• Entries supplied
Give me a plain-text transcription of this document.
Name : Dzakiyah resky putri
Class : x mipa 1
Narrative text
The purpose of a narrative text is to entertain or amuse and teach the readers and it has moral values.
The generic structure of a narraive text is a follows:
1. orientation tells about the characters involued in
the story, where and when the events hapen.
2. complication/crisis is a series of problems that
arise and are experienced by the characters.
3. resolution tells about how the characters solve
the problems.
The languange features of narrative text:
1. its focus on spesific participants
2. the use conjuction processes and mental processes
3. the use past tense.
* * *
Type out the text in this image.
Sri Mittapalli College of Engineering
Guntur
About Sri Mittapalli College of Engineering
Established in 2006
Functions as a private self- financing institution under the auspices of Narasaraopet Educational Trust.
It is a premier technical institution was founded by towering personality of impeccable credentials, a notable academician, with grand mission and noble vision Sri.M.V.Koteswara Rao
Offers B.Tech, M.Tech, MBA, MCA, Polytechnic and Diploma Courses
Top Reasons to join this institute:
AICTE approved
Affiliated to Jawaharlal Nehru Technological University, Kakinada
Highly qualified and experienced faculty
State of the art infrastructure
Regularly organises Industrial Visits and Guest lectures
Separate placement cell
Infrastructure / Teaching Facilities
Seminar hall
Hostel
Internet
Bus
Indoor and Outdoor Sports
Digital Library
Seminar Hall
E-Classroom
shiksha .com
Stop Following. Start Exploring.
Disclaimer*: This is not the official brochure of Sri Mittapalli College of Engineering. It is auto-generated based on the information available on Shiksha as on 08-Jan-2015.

• Stated problem
Of all the lines above, how many contain the word "Engineering"? Give the number and nothing else.

• Written solution
3